> STATED PROBLEM
In the lines below, how many hold the word "against"? Answer only with the number.

> PROVIDED INFORMATION
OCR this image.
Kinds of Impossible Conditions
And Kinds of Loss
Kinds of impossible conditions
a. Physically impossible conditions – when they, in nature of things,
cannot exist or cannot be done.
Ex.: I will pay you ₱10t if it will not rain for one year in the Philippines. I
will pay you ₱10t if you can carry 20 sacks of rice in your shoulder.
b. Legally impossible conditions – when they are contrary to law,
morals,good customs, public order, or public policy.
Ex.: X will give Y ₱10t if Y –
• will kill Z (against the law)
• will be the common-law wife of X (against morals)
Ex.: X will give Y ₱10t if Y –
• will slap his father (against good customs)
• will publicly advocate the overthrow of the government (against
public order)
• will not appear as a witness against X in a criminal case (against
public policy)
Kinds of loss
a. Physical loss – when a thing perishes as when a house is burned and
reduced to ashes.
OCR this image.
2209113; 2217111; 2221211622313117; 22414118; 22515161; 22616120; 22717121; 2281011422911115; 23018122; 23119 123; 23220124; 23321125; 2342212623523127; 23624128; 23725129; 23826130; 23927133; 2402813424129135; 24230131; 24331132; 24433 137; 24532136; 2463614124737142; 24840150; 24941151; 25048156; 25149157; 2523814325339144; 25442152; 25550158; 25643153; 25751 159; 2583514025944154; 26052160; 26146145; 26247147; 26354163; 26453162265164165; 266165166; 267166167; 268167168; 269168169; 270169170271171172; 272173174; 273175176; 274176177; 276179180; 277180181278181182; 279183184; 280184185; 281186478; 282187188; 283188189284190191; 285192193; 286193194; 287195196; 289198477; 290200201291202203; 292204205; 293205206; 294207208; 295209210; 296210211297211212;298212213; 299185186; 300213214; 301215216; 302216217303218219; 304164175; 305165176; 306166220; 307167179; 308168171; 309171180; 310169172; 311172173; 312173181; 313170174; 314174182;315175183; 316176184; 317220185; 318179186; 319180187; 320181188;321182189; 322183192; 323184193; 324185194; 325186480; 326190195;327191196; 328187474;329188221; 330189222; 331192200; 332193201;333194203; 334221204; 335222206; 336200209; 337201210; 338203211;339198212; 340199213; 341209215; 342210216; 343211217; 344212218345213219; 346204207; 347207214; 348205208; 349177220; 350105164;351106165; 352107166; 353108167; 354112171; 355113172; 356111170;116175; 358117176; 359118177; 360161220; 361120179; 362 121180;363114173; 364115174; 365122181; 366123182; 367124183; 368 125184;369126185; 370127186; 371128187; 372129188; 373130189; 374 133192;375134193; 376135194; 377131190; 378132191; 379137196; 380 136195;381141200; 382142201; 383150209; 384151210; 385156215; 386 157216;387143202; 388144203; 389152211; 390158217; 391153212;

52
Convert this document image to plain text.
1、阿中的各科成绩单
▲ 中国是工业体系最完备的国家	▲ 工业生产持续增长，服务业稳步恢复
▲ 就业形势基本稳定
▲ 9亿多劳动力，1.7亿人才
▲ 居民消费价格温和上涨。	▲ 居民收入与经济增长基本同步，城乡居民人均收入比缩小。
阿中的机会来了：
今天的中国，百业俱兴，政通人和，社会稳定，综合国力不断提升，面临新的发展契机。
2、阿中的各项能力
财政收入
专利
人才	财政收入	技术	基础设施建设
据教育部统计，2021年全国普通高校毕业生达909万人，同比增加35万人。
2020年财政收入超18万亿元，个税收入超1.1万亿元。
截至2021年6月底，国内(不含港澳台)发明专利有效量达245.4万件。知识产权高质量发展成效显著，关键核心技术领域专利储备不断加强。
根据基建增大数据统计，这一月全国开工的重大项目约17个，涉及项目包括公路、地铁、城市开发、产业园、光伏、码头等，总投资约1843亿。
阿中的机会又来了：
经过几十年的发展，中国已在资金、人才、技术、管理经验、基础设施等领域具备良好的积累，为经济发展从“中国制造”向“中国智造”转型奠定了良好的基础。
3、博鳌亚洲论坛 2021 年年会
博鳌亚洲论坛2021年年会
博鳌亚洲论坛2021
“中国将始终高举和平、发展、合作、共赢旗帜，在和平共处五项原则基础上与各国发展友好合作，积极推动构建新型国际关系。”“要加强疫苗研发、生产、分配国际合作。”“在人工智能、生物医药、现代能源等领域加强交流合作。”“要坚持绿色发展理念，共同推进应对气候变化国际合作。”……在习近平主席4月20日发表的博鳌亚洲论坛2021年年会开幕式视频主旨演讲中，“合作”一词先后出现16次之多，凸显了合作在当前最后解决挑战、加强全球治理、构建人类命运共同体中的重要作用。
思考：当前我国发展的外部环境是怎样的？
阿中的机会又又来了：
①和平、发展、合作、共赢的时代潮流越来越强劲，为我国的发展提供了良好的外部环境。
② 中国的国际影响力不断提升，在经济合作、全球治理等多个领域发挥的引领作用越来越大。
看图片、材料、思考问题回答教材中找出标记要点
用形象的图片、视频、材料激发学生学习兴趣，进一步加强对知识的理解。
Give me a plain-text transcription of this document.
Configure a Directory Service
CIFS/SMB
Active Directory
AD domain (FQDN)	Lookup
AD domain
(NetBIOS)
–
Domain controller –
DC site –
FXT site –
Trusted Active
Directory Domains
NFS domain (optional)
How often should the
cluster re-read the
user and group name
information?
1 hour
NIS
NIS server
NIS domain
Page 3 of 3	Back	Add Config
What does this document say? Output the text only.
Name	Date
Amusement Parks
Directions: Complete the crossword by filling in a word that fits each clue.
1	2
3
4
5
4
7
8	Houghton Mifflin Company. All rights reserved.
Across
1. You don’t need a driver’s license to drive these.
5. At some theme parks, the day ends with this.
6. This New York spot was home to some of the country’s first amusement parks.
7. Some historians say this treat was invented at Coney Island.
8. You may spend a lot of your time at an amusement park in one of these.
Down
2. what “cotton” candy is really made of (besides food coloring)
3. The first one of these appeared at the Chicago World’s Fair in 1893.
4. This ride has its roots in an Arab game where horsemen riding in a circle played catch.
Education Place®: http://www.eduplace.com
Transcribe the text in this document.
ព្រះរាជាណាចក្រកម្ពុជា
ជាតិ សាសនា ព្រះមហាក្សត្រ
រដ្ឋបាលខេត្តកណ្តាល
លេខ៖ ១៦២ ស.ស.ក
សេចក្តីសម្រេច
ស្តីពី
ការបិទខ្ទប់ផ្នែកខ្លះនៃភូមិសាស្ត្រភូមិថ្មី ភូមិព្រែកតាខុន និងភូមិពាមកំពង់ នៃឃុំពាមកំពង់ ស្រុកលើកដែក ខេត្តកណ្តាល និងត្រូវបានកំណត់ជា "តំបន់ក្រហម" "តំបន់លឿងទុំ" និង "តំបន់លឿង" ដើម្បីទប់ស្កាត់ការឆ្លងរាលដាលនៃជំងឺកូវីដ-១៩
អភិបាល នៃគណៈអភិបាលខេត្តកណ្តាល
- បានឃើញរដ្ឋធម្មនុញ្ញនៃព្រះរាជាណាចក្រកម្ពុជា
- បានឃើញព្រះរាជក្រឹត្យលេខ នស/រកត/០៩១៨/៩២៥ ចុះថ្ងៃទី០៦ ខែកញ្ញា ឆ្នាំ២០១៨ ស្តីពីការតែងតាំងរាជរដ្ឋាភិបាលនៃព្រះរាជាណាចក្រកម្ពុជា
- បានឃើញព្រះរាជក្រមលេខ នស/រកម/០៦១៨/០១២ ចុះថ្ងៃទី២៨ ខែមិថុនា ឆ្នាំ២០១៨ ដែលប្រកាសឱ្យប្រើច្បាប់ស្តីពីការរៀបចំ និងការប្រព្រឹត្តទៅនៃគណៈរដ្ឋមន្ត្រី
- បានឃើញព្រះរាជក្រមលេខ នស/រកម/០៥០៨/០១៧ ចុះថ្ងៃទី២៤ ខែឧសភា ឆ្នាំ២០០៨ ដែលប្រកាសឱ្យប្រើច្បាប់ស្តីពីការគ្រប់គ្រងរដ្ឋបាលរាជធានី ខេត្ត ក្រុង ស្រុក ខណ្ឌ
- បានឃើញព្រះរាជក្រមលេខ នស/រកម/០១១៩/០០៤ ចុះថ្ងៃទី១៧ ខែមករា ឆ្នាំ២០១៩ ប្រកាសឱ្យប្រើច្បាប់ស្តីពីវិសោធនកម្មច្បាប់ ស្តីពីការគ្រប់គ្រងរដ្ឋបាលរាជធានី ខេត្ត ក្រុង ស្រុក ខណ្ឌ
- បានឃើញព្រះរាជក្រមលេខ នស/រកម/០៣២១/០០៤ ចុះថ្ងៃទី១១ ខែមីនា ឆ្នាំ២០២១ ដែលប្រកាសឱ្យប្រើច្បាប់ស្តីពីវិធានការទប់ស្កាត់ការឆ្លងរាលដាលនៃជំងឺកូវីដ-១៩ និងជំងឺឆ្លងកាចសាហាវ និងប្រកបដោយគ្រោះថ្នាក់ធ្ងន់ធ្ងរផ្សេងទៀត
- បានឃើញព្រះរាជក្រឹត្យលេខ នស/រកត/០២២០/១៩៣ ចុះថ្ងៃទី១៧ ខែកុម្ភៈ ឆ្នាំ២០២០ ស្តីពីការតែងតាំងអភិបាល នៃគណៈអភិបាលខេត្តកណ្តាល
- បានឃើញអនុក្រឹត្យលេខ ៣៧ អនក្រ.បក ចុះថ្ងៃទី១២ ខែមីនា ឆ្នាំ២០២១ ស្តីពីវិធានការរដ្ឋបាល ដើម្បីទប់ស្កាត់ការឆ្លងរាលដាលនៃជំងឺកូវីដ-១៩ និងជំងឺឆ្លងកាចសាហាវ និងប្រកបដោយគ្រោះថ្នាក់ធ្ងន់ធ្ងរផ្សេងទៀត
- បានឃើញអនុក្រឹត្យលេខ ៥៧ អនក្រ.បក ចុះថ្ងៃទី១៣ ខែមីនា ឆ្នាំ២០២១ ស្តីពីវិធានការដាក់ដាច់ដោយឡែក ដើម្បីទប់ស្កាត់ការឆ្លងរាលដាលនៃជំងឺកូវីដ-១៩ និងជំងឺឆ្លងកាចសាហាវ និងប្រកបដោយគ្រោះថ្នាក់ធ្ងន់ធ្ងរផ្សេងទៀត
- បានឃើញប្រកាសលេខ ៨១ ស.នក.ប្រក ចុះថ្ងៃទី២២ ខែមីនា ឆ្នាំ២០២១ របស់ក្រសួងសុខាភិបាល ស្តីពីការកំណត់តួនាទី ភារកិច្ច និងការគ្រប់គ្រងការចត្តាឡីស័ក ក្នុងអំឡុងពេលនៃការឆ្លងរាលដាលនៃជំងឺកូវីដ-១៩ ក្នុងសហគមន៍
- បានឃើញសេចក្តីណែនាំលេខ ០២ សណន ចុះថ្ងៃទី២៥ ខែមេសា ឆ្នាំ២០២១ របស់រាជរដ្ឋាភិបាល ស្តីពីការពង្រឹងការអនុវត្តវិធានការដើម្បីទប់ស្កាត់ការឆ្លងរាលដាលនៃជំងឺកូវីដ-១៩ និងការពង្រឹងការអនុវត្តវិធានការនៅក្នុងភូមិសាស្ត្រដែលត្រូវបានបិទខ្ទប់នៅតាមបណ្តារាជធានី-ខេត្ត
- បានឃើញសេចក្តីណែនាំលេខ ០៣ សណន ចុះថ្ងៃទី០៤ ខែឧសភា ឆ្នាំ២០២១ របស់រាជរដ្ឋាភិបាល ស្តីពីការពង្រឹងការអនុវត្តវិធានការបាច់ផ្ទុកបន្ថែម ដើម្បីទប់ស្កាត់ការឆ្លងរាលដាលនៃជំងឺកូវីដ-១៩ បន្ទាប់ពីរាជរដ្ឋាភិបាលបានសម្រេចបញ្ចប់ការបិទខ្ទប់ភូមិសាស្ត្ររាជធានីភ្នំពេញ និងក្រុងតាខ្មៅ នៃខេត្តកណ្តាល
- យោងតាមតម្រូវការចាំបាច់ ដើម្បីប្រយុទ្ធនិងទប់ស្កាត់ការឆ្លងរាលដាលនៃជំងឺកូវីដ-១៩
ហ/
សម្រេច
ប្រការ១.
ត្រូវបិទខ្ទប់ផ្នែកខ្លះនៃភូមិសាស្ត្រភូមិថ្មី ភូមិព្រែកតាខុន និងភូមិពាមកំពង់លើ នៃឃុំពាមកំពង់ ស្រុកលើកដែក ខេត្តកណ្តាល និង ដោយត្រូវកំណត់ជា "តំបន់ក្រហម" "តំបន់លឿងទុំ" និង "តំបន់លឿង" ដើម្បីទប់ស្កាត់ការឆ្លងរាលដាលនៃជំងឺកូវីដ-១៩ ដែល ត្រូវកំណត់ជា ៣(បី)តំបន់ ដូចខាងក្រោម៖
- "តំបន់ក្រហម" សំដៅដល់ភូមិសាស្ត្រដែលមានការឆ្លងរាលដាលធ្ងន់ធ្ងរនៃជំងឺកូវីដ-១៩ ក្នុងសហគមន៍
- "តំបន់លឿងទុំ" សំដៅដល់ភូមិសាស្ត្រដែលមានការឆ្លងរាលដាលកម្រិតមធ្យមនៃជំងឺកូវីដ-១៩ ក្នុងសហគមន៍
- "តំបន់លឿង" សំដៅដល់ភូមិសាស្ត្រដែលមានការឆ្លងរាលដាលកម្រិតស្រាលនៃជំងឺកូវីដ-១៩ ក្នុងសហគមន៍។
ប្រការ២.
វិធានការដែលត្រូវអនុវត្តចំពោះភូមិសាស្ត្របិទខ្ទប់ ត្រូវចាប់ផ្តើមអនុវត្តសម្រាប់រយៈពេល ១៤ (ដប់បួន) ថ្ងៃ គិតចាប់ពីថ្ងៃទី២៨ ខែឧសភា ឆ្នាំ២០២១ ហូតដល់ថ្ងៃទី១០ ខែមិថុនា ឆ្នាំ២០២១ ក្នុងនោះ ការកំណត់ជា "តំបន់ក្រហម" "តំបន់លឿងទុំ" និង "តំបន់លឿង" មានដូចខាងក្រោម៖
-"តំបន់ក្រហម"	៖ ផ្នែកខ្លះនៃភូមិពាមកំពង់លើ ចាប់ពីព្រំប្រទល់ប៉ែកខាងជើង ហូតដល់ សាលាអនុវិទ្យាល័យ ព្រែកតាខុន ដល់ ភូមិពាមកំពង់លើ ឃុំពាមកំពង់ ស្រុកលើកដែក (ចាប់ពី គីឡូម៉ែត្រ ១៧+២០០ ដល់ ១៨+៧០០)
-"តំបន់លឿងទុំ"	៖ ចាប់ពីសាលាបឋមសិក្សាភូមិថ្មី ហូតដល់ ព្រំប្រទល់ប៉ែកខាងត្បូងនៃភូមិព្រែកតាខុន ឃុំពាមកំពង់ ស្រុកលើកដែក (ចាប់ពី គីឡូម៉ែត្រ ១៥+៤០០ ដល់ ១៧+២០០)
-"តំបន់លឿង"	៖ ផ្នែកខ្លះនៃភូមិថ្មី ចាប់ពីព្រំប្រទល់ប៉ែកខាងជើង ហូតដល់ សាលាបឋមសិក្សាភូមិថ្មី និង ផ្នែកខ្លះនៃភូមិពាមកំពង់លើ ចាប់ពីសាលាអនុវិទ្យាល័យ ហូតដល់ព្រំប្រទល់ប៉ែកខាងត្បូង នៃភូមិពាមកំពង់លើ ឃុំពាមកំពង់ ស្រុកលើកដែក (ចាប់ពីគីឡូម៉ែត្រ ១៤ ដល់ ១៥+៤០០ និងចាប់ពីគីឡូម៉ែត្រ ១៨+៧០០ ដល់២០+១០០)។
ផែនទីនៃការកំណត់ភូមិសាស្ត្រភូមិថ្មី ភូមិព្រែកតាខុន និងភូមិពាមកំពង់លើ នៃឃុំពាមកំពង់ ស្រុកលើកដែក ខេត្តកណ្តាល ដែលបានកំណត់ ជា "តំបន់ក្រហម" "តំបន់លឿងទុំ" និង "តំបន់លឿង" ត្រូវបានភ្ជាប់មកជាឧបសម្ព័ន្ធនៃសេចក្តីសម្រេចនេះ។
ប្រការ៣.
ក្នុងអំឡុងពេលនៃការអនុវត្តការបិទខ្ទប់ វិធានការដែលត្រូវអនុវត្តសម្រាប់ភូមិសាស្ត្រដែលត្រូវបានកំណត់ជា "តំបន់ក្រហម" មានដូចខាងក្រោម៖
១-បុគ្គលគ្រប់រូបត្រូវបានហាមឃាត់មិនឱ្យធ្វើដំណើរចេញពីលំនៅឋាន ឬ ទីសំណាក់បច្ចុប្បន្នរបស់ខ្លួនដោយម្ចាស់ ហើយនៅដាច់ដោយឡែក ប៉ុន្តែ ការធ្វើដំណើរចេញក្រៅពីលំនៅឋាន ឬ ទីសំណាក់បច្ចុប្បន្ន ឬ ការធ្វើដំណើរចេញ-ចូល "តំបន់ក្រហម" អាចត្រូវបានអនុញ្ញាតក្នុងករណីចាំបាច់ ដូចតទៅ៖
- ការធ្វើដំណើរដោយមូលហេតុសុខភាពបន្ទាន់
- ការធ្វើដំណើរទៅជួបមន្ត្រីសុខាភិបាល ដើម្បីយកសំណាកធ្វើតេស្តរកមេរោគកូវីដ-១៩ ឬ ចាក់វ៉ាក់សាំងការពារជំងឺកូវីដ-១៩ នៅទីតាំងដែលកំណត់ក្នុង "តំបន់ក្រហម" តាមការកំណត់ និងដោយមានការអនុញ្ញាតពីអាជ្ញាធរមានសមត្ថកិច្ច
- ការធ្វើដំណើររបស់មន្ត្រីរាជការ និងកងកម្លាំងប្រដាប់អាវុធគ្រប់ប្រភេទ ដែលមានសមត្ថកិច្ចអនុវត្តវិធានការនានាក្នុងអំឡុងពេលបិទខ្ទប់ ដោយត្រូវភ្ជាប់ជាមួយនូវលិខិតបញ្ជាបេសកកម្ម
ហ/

> RESULT OF THIS EXERCISE
5